#### Exercise:
How many lines in these records hold the string "problemas"? Reply with the number alone.

╔══

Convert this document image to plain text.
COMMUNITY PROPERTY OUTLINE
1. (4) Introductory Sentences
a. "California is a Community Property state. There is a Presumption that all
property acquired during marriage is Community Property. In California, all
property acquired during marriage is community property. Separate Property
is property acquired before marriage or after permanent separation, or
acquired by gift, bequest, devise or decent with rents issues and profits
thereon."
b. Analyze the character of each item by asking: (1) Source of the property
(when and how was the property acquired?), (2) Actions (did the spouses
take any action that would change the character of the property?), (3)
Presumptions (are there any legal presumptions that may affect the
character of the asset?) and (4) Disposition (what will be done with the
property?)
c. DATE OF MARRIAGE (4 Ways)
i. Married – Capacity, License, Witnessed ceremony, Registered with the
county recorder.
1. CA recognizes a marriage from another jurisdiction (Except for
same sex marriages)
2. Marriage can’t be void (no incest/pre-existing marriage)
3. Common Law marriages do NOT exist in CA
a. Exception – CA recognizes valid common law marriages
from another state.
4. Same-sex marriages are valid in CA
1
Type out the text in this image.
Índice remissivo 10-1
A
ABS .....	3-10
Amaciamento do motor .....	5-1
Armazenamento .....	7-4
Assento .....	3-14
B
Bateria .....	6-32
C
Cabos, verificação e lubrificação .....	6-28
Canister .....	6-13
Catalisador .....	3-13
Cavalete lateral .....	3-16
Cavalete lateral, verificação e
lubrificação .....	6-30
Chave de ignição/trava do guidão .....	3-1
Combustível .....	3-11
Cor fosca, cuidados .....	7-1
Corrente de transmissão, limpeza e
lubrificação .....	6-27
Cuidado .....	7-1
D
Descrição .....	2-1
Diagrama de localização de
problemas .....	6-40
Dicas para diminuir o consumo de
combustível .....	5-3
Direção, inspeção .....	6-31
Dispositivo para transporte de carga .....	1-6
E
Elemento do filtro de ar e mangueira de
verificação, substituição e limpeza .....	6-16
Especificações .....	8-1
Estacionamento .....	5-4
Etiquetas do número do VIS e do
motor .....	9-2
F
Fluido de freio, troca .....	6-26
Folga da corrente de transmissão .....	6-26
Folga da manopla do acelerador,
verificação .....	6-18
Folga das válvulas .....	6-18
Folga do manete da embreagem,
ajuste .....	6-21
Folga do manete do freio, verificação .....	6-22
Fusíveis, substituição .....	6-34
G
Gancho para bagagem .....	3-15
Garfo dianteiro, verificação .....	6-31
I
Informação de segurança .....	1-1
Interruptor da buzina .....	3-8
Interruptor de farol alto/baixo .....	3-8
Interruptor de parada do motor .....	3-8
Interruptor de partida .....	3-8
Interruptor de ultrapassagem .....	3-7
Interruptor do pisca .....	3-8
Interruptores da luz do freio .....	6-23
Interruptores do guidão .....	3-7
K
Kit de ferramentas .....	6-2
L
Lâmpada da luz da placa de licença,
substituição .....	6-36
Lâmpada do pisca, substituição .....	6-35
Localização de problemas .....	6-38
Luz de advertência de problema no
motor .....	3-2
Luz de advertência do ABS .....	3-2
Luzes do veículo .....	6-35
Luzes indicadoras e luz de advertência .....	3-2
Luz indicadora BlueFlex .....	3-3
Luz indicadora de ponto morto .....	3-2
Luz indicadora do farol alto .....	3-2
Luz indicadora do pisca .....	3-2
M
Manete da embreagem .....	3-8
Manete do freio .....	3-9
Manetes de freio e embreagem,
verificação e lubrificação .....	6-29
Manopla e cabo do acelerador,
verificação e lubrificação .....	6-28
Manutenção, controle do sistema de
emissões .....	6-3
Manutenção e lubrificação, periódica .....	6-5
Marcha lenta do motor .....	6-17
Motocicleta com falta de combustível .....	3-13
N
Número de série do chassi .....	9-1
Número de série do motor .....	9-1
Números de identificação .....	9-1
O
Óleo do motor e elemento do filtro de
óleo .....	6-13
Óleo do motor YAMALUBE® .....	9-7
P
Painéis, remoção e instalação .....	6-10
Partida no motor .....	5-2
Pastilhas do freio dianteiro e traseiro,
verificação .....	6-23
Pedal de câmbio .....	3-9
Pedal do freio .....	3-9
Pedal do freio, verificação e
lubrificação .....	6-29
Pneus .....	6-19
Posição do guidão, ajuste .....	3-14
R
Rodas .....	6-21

╚══

#### Written solution:
2